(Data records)

>>

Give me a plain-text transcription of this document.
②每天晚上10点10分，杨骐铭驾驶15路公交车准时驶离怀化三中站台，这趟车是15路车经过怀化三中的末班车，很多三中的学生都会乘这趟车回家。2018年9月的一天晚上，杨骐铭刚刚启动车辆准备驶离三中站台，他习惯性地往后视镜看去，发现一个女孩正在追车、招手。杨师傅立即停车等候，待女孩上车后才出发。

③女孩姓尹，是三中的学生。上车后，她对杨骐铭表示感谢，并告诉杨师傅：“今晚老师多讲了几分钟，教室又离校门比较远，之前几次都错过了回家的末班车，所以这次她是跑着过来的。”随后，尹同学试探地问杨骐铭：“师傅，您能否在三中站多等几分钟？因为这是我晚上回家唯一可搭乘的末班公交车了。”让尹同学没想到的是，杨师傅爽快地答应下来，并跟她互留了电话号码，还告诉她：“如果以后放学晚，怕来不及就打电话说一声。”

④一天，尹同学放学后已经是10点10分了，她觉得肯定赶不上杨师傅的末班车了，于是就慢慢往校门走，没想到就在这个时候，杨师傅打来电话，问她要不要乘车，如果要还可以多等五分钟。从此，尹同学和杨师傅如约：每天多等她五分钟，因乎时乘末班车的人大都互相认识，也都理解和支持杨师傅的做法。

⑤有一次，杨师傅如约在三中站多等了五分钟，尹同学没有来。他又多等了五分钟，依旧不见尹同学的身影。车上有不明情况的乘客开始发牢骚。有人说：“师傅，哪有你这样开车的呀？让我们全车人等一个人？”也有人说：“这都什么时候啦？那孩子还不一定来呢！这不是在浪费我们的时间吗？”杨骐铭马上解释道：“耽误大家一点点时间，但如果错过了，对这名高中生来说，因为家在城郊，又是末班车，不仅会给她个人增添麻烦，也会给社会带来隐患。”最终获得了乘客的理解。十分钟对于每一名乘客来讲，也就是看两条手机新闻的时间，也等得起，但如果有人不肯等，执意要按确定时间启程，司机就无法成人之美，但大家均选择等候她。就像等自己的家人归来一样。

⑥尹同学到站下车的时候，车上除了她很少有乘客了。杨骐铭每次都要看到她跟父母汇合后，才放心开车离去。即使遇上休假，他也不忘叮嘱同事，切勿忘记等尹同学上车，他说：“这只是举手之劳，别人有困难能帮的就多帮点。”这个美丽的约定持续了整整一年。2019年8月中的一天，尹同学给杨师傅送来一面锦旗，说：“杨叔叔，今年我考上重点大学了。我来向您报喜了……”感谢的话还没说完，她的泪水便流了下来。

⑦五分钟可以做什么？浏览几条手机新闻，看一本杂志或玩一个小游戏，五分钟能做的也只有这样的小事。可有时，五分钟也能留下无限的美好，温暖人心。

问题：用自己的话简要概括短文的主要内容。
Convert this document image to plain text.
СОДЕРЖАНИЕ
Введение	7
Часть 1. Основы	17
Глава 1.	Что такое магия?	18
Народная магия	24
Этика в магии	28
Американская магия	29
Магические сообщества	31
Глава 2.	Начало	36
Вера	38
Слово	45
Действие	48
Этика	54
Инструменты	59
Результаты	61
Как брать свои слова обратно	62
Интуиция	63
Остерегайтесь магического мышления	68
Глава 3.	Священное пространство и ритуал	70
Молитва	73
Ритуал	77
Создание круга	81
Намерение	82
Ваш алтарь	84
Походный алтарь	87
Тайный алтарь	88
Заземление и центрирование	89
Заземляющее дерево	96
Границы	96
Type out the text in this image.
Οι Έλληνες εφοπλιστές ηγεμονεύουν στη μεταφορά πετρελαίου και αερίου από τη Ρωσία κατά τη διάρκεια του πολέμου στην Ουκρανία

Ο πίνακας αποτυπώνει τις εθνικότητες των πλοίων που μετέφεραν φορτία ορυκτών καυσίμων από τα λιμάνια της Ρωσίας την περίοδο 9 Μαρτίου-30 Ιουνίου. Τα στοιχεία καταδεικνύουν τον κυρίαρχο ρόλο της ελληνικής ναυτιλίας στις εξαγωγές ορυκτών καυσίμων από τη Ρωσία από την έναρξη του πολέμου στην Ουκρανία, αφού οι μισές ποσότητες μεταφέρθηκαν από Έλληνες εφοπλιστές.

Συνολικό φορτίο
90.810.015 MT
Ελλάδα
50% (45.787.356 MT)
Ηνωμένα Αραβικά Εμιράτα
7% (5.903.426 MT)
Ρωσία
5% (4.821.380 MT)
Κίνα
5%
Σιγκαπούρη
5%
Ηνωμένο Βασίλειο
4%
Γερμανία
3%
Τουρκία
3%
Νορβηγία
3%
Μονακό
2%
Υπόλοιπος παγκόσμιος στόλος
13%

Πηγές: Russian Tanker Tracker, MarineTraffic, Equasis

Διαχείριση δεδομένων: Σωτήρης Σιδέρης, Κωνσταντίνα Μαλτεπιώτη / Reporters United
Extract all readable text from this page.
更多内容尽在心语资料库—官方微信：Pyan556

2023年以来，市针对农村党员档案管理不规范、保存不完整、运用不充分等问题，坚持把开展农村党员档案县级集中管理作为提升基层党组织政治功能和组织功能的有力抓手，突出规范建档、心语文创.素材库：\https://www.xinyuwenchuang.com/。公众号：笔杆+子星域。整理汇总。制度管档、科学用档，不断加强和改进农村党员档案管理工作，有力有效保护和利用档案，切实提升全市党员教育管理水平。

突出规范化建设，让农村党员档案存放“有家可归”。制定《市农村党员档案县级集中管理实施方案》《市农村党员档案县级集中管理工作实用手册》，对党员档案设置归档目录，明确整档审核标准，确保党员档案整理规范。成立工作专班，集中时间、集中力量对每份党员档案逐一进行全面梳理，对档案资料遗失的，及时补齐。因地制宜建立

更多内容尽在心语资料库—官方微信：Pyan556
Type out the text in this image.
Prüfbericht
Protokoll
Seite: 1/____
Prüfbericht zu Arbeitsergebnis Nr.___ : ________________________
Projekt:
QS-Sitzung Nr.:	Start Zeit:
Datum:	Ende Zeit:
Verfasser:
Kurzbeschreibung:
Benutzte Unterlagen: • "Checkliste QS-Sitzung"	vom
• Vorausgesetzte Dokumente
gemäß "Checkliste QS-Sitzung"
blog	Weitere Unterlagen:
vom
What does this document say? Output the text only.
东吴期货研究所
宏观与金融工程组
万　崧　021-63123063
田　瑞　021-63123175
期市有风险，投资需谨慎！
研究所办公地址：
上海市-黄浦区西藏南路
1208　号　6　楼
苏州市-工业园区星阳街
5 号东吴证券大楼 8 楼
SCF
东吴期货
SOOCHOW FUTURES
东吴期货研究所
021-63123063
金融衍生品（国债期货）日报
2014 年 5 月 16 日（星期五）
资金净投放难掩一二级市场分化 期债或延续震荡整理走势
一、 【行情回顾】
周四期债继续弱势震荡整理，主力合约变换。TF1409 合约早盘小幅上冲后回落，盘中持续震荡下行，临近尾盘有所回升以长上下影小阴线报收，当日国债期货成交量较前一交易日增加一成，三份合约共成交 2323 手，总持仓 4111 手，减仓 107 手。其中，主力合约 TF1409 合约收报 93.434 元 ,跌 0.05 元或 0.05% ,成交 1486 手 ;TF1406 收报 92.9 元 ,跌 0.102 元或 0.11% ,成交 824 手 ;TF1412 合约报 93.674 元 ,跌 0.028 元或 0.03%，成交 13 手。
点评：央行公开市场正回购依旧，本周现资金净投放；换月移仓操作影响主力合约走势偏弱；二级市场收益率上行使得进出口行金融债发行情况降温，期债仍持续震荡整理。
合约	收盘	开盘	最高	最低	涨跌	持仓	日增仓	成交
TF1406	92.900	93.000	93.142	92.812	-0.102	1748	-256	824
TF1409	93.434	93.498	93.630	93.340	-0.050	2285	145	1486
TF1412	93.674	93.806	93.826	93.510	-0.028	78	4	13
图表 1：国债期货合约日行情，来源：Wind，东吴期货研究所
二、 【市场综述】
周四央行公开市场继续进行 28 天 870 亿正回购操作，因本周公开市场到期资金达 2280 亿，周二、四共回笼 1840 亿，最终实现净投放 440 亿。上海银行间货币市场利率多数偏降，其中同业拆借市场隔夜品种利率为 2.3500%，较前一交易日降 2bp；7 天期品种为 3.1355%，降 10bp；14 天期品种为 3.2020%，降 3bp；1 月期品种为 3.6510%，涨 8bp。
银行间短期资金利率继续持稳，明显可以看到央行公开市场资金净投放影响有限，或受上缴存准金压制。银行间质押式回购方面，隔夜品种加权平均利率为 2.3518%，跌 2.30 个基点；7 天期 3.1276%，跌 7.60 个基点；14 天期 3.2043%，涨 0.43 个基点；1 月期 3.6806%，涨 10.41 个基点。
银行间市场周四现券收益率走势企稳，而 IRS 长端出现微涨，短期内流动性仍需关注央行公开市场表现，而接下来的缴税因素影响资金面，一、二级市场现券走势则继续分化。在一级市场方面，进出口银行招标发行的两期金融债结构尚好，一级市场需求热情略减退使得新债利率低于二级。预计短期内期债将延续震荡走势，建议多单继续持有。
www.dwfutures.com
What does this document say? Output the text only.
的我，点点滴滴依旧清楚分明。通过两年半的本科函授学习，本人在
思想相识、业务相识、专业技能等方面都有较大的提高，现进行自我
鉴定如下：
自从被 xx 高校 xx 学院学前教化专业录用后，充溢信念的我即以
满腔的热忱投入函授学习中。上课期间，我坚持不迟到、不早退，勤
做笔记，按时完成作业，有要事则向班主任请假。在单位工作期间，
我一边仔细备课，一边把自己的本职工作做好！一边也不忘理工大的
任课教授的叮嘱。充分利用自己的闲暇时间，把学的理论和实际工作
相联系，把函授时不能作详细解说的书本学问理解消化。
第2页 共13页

<<

**YOUR GOAL**
Copy each line of the records that contains the word "Zeit".

**FULL OUTPUT**
QS-Sitzung Nr.:	Start Zeit:
Datum:	Ende Zeit:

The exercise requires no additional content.